[Extracted data entries]
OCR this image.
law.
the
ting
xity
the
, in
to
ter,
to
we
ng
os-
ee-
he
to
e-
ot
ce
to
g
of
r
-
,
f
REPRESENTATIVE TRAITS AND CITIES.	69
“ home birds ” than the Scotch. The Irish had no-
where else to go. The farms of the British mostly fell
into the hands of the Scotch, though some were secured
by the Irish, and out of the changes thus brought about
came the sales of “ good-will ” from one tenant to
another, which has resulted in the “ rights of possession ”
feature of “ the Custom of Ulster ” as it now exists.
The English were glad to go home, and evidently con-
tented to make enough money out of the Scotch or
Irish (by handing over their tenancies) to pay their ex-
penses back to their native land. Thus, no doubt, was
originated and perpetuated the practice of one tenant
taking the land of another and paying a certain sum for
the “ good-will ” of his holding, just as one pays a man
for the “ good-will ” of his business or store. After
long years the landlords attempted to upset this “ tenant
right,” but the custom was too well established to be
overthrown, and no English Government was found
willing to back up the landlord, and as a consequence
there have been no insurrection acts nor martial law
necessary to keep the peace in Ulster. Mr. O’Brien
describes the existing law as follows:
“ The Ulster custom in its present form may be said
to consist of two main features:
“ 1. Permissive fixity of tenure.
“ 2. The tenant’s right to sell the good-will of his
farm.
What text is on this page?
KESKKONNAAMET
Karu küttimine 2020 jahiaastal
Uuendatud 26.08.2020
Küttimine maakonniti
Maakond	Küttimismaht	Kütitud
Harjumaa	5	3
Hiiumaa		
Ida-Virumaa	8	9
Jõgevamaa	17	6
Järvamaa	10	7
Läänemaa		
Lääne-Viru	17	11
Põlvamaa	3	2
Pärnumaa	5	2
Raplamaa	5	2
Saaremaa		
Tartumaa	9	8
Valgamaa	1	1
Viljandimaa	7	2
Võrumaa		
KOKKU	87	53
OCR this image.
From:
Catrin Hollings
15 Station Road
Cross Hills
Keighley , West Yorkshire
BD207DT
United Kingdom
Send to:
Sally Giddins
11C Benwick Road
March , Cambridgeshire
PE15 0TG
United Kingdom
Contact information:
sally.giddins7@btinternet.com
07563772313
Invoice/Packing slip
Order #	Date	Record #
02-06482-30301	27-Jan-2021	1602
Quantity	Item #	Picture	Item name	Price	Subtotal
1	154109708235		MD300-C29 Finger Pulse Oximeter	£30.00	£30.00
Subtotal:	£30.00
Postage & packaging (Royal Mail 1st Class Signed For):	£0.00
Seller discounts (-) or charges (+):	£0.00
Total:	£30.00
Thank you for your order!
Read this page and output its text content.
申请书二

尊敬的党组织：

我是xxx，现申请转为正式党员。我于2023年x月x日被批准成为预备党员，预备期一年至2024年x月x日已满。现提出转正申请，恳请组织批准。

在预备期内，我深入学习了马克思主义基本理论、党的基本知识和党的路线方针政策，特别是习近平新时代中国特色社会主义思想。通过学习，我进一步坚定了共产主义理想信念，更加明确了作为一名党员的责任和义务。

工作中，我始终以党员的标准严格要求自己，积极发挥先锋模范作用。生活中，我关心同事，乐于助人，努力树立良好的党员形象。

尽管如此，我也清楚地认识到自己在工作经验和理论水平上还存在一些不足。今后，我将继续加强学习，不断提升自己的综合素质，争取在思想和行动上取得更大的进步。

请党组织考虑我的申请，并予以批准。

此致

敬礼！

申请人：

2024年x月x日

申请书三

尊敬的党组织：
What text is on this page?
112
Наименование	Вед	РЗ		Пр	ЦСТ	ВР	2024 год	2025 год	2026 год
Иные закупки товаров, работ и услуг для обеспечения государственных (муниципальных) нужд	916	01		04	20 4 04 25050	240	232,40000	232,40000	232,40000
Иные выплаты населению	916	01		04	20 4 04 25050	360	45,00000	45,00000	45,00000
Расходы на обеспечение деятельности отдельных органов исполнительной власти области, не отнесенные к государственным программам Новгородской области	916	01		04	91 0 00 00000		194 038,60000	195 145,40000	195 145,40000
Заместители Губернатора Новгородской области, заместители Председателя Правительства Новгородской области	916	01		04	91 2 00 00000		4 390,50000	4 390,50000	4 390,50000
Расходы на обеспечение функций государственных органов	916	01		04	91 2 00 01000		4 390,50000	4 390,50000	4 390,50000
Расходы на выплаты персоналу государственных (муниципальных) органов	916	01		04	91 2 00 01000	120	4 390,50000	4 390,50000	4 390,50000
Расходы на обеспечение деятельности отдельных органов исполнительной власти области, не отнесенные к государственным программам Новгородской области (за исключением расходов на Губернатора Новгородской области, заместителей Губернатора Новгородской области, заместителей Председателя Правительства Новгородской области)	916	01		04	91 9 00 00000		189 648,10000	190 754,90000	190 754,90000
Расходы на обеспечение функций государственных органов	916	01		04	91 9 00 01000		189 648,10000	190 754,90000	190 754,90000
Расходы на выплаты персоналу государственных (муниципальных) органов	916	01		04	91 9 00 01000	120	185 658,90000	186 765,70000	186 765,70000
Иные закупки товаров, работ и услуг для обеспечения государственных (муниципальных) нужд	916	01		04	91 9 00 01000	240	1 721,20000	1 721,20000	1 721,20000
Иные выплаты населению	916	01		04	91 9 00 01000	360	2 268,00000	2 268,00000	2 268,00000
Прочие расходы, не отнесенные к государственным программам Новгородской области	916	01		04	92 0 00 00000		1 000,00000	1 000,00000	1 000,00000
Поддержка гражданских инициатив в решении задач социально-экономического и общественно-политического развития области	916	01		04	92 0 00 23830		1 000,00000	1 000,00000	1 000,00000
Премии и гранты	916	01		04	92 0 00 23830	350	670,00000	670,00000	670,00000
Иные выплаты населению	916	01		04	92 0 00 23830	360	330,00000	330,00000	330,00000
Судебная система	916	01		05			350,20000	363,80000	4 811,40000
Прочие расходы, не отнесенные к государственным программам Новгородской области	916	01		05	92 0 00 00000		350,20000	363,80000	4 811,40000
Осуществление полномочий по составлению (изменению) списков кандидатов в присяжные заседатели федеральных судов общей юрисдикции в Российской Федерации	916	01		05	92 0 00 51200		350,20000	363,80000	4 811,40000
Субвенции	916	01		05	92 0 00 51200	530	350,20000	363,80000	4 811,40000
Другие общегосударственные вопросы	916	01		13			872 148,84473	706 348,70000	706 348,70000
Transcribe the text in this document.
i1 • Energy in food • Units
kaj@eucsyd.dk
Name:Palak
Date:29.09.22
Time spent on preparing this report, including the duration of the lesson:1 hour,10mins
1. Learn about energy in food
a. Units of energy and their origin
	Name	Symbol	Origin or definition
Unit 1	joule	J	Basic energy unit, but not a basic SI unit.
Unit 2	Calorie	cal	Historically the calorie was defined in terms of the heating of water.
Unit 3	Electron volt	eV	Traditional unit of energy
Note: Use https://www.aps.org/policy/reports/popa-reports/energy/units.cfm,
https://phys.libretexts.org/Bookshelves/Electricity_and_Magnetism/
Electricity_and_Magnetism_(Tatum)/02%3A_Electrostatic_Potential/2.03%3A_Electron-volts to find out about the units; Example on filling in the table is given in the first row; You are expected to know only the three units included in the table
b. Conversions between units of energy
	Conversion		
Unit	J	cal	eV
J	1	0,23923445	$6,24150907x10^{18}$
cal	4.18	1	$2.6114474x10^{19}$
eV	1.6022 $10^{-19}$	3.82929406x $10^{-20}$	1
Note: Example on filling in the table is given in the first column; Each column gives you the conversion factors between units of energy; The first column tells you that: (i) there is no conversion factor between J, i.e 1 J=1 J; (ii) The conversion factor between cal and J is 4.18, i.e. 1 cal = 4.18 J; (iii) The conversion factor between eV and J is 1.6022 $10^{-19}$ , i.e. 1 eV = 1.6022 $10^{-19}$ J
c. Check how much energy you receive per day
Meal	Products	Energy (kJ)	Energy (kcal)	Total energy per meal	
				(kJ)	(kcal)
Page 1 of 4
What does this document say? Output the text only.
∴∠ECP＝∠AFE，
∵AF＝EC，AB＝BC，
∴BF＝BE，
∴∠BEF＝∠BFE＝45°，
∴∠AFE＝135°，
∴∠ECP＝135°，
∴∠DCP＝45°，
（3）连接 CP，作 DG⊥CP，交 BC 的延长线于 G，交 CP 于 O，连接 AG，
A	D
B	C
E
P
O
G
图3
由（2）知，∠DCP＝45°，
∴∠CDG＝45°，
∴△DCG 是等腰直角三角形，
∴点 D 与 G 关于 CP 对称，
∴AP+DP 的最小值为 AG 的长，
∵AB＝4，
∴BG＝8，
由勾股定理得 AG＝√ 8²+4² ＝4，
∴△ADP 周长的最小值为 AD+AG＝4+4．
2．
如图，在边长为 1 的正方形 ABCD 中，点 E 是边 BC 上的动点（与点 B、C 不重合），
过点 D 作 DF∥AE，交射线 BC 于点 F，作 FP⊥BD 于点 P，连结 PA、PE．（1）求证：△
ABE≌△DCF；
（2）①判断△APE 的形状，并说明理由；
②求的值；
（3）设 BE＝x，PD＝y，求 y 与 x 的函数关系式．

Stated problem: Copy in full each line that holds the word "kcal".

Answer for the task:
Meal	Products	Energy (kJ)	Energy (kcal)	Total energy per meal	
				(kJ)	(kcal)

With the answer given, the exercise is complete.